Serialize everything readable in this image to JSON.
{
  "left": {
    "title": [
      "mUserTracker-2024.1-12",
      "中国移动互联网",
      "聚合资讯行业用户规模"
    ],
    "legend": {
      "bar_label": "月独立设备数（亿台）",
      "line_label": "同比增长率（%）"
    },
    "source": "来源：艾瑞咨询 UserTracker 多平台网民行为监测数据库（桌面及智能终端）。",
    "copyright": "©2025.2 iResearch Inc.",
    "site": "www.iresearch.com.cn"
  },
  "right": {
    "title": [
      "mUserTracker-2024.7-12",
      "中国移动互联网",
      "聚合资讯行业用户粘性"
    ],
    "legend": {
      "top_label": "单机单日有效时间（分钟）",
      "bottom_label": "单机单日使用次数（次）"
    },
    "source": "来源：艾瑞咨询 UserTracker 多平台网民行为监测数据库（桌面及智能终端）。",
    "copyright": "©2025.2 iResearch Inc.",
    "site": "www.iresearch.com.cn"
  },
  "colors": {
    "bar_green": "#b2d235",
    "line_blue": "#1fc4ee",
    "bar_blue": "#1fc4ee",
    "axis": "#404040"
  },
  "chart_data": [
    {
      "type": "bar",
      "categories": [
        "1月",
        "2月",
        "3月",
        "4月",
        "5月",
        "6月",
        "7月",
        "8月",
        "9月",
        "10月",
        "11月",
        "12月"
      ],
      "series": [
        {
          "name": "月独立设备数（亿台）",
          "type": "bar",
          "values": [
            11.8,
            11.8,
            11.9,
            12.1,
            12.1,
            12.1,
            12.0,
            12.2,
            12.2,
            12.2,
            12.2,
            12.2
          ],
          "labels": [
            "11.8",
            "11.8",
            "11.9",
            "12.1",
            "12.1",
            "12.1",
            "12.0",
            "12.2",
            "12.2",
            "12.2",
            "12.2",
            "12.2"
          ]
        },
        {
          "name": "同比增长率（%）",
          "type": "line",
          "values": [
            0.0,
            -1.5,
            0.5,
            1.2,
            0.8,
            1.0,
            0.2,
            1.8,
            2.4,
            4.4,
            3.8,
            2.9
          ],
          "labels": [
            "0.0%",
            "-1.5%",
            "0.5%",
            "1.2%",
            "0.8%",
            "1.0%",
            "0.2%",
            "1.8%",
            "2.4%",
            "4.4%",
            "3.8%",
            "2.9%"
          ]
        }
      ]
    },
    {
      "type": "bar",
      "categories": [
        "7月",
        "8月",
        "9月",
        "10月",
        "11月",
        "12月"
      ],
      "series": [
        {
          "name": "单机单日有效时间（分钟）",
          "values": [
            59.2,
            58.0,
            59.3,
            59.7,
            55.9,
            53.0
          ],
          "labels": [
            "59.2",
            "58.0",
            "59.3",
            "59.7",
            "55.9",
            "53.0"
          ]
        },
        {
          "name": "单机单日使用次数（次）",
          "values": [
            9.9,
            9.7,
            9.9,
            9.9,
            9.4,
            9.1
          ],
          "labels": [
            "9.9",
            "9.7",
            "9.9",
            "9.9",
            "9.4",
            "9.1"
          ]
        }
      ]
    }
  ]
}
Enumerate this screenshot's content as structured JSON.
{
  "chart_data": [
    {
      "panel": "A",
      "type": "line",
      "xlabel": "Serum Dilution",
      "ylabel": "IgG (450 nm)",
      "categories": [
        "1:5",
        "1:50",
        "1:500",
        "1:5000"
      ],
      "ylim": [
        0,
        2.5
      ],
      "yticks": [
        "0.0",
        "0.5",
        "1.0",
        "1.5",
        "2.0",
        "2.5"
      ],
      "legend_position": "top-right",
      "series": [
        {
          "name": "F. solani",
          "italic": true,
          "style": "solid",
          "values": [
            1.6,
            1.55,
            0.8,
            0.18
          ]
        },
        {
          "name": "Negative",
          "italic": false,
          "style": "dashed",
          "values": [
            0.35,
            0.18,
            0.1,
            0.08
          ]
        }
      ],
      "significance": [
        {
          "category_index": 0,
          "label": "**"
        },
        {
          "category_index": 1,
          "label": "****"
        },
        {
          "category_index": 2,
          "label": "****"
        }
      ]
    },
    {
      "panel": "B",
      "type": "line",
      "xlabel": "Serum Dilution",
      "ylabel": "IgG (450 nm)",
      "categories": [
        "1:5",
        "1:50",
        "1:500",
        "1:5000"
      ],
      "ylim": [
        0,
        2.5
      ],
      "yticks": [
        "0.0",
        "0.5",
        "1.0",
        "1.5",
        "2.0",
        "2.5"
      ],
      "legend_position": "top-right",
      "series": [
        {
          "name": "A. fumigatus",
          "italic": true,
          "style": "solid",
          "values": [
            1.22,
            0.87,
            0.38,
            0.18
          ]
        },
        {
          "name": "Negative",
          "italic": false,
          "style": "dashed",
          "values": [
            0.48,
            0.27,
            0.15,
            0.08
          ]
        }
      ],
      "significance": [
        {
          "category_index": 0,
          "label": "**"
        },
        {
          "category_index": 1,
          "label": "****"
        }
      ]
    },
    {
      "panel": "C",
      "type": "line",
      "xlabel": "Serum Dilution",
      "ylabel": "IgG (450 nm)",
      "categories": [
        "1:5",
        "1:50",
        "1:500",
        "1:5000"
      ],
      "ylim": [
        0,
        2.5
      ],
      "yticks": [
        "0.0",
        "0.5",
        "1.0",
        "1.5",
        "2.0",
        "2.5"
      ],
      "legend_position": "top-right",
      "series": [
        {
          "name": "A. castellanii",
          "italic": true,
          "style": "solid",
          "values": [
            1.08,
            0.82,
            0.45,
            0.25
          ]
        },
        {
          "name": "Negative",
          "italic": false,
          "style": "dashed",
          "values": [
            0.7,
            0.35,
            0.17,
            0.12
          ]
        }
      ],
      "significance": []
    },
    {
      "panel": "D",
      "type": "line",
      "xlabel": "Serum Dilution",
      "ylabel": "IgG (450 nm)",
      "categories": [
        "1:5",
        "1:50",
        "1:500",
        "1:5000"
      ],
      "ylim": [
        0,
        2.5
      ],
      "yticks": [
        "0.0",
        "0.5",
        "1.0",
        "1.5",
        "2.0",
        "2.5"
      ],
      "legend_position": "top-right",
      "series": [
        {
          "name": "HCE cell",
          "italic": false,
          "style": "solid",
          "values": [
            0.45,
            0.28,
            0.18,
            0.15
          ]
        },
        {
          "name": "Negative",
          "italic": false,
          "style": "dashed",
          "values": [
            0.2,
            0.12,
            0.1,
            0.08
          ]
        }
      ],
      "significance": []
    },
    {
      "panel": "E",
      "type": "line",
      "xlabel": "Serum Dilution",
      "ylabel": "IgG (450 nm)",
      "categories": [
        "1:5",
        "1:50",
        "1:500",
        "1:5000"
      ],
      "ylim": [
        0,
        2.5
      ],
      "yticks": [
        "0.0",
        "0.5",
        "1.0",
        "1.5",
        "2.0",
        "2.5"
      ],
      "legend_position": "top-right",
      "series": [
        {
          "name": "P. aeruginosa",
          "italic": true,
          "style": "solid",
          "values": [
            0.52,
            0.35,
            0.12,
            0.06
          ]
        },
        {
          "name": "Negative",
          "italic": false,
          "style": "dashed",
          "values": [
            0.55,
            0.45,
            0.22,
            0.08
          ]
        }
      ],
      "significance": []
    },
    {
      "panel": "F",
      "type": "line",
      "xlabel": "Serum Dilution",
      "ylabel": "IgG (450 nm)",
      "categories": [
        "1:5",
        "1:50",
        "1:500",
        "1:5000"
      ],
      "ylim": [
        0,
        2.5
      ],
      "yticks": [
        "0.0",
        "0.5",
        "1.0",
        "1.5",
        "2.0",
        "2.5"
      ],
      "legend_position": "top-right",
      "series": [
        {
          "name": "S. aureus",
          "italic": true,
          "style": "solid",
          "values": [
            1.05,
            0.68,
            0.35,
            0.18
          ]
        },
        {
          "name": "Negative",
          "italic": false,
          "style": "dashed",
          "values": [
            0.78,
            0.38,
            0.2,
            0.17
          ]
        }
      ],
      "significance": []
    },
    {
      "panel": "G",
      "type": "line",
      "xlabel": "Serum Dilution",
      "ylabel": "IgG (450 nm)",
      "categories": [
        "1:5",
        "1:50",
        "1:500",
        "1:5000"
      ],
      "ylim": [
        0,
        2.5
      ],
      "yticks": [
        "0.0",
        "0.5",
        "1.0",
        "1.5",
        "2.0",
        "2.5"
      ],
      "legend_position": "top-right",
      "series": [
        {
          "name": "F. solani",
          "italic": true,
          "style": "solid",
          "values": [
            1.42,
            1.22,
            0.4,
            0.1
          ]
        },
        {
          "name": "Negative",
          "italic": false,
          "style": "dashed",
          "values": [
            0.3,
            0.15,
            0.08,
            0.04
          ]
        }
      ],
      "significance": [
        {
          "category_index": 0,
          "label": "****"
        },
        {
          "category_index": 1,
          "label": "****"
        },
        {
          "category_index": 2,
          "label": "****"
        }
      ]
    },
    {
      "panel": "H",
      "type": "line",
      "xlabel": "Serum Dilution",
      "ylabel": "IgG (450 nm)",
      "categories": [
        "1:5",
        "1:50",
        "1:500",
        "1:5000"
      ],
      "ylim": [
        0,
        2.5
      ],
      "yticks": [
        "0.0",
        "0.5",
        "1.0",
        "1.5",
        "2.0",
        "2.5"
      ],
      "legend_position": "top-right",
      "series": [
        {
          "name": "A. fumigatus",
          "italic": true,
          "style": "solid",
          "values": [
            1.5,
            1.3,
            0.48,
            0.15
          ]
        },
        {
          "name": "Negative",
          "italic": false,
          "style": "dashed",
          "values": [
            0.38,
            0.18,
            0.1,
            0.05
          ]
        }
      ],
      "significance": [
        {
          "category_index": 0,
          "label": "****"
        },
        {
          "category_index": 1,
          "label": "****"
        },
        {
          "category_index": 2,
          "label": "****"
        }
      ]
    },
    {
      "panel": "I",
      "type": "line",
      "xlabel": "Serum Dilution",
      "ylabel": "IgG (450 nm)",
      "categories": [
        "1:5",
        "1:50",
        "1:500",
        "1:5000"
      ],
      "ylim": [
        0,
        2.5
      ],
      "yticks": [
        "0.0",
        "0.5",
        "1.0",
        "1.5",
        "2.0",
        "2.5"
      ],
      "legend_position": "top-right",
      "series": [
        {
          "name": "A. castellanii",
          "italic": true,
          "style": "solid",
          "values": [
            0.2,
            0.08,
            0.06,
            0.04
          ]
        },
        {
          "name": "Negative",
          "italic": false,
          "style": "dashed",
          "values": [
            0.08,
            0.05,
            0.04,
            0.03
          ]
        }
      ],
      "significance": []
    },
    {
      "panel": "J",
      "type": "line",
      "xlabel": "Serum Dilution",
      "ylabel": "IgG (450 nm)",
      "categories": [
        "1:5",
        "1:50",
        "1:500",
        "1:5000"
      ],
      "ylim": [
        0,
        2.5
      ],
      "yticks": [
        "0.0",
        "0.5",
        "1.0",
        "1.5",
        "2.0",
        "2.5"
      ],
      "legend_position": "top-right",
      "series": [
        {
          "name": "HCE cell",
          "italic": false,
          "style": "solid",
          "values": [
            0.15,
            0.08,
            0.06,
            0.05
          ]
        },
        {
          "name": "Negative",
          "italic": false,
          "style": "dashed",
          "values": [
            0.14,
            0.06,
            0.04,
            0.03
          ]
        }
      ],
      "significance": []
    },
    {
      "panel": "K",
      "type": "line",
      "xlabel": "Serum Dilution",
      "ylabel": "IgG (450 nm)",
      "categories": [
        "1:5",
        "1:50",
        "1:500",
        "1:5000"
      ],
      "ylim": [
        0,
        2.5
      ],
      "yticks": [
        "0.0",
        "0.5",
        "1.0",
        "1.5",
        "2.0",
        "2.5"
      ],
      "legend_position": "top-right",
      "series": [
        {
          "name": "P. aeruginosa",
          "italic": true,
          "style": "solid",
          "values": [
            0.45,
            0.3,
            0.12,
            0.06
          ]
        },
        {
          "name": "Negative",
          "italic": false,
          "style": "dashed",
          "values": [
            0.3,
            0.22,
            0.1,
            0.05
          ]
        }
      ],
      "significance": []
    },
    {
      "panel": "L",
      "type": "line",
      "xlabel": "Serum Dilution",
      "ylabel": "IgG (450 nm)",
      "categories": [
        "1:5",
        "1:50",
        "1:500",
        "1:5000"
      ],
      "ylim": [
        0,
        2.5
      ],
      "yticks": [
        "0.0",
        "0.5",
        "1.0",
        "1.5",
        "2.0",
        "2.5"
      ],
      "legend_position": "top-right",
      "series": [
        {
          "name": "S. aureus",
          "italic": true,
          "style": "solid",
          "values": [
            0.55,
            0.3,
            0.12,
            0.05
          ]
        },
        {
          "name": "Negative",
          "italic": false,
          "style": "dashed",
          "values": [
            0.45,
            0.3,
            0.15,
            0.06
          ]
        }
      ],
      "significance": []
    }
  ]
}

TASK:
Find the string "this" in the records, then copy each line where it occurs.

FULL SOLUTION:
Serialize everything readable in this image to JSON.
Enumerate this screenshot's content as structured JSON.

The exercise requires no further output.